# Exercise Fail



## Darkwing (Sep 4, 2009)

This Guy just got PHYSICLE!

http://www.youtube.com/watch?v=2HaBiEtcAto


----------



## JMAA (Sep 5, 2009)

That should hurt.


----------



## pheonix (Sep 5, 2009)

I'da raped him in that position for being such an idiot.

also, OLD!


----------



## CAThulu (Sep 5, 2009)

pheonix said:


> I'da raped him in that position for being such an idiot.
> 
> also, OLD!



1)  That was a girl.
2)  That could have caused some serious injury.


----------



## Gavrill (Sep 5, 2009)

That looks like it really hurt :[


----------



## ArielMT (Sep 5, 2009)

Having done that once (no, that's not me in the vid), I can tell you that it _does_ hurt.


----------



## Lucy Bones (Sep 5, 2009)

Oh god, I shall now fear going to the gym. D8


----------



## Azure (Sep 5, 2009)

http://www.youtube.com/watch?v=1cpvysdQQxI


----------



## Lucy Bones (Sep 5, 2009)

▶ [Entries provided]
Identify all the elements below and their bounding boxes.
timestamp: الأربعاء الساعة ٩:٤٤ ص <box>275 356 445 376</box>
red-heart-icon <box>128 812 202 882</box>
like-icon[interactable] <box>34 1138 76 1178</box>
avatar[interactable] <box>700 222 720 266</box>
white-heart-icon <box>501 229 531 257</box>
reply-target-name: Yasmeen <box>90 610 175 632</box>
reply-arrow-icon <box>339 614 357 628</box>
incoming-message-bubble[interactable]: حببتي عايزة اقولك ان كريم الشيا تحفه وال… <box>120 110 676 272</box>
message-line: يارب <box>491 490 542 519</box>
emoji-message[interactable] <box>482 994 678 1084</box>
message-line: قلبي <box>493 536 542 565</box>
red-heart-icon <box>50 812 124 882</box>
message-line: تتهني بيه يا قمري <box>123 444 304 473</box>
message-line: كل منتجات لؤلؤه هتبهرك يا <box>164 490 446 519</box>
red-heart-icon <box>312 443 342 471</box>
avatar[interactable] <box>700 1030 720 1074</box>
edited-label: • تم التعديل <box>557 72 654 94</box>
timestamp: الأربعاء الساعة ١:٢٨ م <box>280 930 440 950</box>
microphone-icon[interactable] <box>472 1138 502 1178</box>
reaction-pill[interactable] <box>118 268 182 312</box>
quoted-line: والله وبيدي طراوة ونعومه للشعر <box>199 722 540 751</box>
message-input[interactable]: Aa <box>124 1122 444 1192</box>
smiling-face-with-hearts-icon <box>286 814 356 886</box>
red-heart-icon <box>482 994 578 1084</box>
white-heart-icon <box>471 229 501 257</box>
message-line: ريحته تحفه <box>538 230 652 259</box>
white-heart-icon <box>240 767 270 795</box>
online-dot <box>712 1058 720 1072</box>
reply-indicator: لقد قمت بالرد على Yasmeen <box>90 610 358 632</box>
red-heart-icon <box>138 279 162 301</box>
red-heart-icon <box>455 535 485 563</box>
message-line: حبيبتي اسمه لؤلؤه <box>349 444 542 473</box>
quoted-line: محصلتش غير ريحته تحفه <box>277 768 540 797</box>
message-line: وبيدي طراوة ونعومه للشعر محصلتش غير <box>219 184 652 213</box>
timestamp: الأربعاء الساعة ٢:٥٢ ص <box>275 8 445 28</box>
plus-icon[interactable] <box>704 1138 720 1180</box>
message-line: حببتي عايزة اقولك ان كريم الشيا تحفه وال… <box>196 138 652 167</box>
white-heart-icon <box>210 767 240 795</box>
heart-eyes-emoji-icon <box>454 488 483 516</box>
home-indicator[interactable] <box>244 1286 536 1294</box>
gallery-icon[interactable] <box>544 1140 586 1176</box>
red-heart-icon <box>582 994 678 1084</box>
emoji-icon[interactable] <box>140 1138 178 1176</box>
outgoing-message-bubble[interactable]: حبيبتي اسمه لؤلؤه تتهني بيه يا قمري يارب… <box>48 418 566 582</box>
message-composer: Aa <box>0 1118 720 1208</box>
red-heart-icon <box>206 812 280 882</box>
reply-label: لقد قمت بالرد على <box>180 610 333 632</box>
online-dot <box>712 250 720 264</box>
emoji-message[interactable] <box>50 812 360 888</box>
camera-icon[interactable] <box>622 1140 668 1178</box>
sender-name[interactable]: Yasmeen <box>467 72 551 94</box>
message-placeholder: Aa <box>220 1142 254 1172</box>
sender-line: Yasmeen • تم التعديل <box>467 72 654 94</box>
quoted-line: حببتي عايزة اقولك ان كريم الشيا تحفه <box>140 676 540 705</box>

▶ [Problems and tasks]
1. In the exercise fail thread, what does Lucy Bones say she will now fear?
2. Carry on the exercise fail thread from its last line.
The items are separate material from the exercise fail thread.

▶ [List of answers]
1. Going to the gym.

2.
AzurePhoenix said:


> http://www.youtube.com/watch?v=1cpvysdQQxI


Oh shit, people got Youtube vids of my old gym class?!


----------



## ArielMT (Sep 5, 2009)

AzurePhoenix said:


> http://www.youtube.com/watch?v=1cpvysdQQxI



PT fail, aye.

My First would count off steps, and my Chief would count off repetitions.  If we didn't do them in sync, the repetitions would reset to one.  "One, two, three..." "one!" "one, two, three..." "one!"  "one, two, three..." "one!"


----------



## Darkwing (Sep 6, 2009)

Ahkmill said:


> Oh shit, people got Youtube vids of my old gym class?!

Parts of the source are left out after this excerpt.